Quellenauszug >>
------------------------

Dienstag, 10. Dezember 2019

Team Strache? — 1. Straches Irrtum


Den Lesern dieses Blogs wird es wohl aufgefallen sein: derzeit komme ich kaum dazu, längere Artikel zu verfassen — der Streß des nahenden Jahresendes, vor dem meine Klienten noch unbedingt ein paar Projekte fertighaben wollen, fordert seinen Tribut! Und da ich diesen Blog aus eigenem Vergnügen in meiner Freizeit schreibe (im Gegensatz zur Journaille, die sich für ihre Artikel bezahlen läßt — à propos: hat sich Strache für seinen Sager: »Die Journalisten sind die ärgsten Huren!« schon bei den ... Huren entschuldigt?) muß mit weniger Freizeit halt auch der Umfang meiner Bloggereien weniger werden (weniger zu schlafen funktioniert nur kurze Zeit). Deshalb kommen meine Überlegungen zu der offenbar geplanten Parteigründung durch H.C. Strache in mehreren Teilen. Doch besser verteilt, als nie.

------------------------

Was erwartet wird >>
Führe den Blogeintrag über H.C. Straches geplante Parteigründung im Anschluss an seinen letzten Satz weiter.

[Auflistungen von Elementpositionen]
------------------------

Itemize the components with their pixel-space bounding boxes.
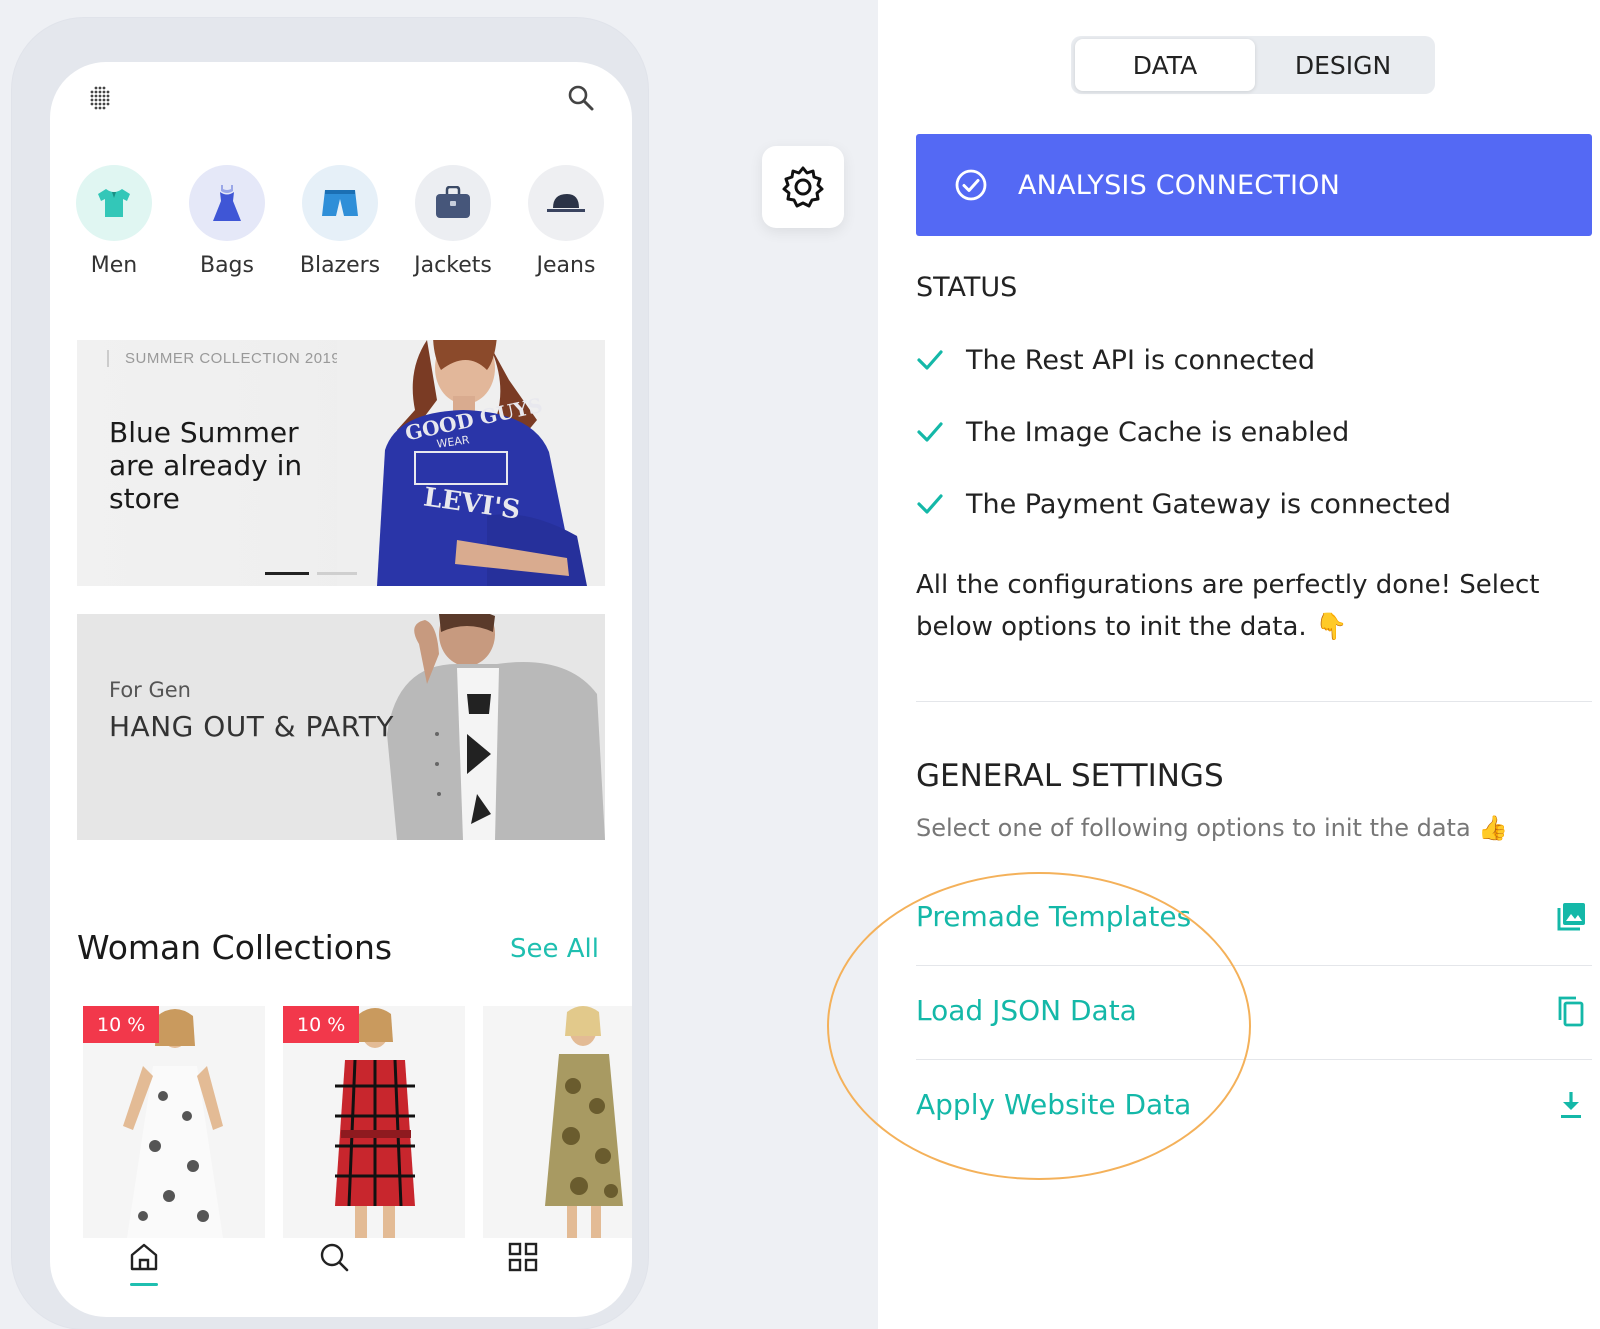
status-item: The Payment Gateway is connected bbox=[916, 484, 1451, 524]
download-icon bbox=[1561, 1092, 1581, 1118]
grid-icon[interactable] bbox=[506, 1240, 540, 1274]
settings-button[interactable] bbox=[762, 146, 844, 228]
tab-data[interactable]: DATA bbox=[1075, 39, 1255, 91]
product-photo bbox=[483, 1006, 632, 1238]
category-bags[interactable]: Bags bbox=[177, 165, 277, 278]
status-note: All the configurations are perfectly don… bbox=[916, 570, 1540, 642]
status-item: The Rest API is connected bbox=[916, 340, 1315, 380]
status-item: The Image Cache is enabled bbox=[916, 412, 1349, 452]
active-tab-indicator bbox=[130, 1283, 158, 1286]
tab-design[interactable]: DESIGN bbox=[1253, 39, 1433, 91]
category-men[interactable]: Men bbox=[64, 165, 164, 278]
option-apply-website-data[interactable]: Apply Website Data bbox=[916, 1060, 1592, 1154]
banner-subtitle: For Gen bbox=[109, 678, 191, 702]
copy-icon bbox=[1558, 996, 1584, 1027]
general-settings-subtitle: Select one of following options to init … bbox=[916, 814, 1509, 842]
product-card[interactable] bbox=[483, 1006, 632, 1238]
category-jeans[interactable]: Jeans bbox=[516, 165, 616, 278]
phone-frame: Men Bags Blazers Jackets Jeans SUMMER CO… bbox=[12, 18, 648, 1329]
model-photo bbox=[367, 614, 605, 840]
gear-icon bbox=[782, 166, 824, 208]
see-all-link[interactable]: See All bbox=[510, 934, 599, 964]
shorts-icon bbox=[302, 165, 378, 241]
check-circle-icon bbox=[955, 169, 987, 201]
button-label: ANALYSIS CONNECTION bbox=[1018, 169, 1341, 201]
option-premade-templates[interactable]: Premade Templates bbox=[916, 872, 1592, 966]
section-divider bbox=[916, 701, 1592, 702]
discount-badge: 10 % bbox=[283, 1006, 360, 1043]
option-load-json-data[interactable]: Load JSON Data bbox=[916, 966, 1592, 1060]
search-icon[interactable] bbox=[565, 82, 597, 114]
checkmark-icon bbox=[917, 350, 943, 370]
search-icon[interactable] bbox=[317, 1240, 351, 1274]
checkmark-icon bbox=[917, 422, 943, 442]
section-title: Woman Collections bbox=[77, 928, 393, 967]
status-heading: STATUS bbox=[916, 272, 1018, 303]
analysis-connection-button[interactable]: ANALYSIS CONNECTION bbox=[916, 134, 1592, 236]
phone-screen: Men Bags Blazers Jackets Jeans SUMMER CO… bbox=[50, 62, 632, 1317]
category-blazers[interactable]: Blazers bbox=[290, 165, 390, 278]
bag-icon bbox=[415, 165, 491, 241]
carousel-indicator[interactable] bbox=[265, 562, 365, 580]
preview-canvas: Men Bags Blazers Jackets Jeans SUMMER CO… bbox=[0, 0, 878, 1329]
product-card[interactable]: 10 % bbox=[83, 1006, 265, 1238]
category-jackets[interactable]: Jackets bbox=[403, 165, 503, 278]
banner-title: HANG OUT & PARTY bbox=[109, 710, 394, 743]
banner-tag: SUMMER COLLECTION 2019 bbox=[107, 350, 340, 367]
bottom-navigation bbox=[50, 1232, 632, 1292]
mode-tabs: DATA DESIGN bbox=[1071, 36, 1435, 94]
cap-icon bbox=[528, 165, 604, 241]
checkmark-icon bbox=[917, 494, 943, 514]
tshirt-icon bbox=[76, 165, 152, 241]
dress-icon bbox=[189, 165, 265, 241]
banner-title: Blue Summer are already in store bbox=[109, 416, 303, 515]
product-card[interactable]: 10 % bbox=[283, 1006, 465, 1238]
image-gallery-icon bbox=[1557, 903, 1585, 931]
discount-badge: 10 % bbox=[83, 1006, 160, 1043]
home-icon[interactable] bbox=[127, 1240, 161, 1274]
model-photo: GOOD GUYS WEAR LEVI'S bbox=[337, 340, 605, 586]
promo-banner-summer[interactable]: SUMMER COLLECTION 2019 Blue Summer are a… bbox=[77, 340, 605, 586]
promo-banner-party[interactable]: For Gen HANG OUT & PARTY bbox=[77, 614, 605, 840]
general-settings-heading: GENERAL SETTINGS bbox=[916, 758, 1224, 794]
menu-dots-icon[interactable] bbox=[86, 84, 114, 112]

------------------------

Richtige Antwort >>
1. Straches Irrtum

Strache plant also, wie's scheint, ein »Team Strache«, mit dem er bei der nächsten Landtagswahl in Wien antreten will. Lt. »oe24.at« ist
Dreh- und Angelpunkt dafür [...] der Wiener Abgeordnete und Strache-Freund Karl Baron, der auch Präsident der Freiheitlichen Wirtschaft ist. Aufgrund seiner Loyalität zu Strache – und nicht zu Neo-Parteichef Dominik Nepp – stellt er in der Wirtschaftsver-tretung am Montag die Vertrauensfrage. Das bestätigte Baron gegenüber ÖSTERREICH.
Neuer Strache-Klub 
mit drei Mitgliedern
Später am Tag trifft er außerdem etliche Parteigranden zu einer Sitzung der soge-nannten „Stammmitglieder“, in der es um seine Zukunft in der FPÖ geht.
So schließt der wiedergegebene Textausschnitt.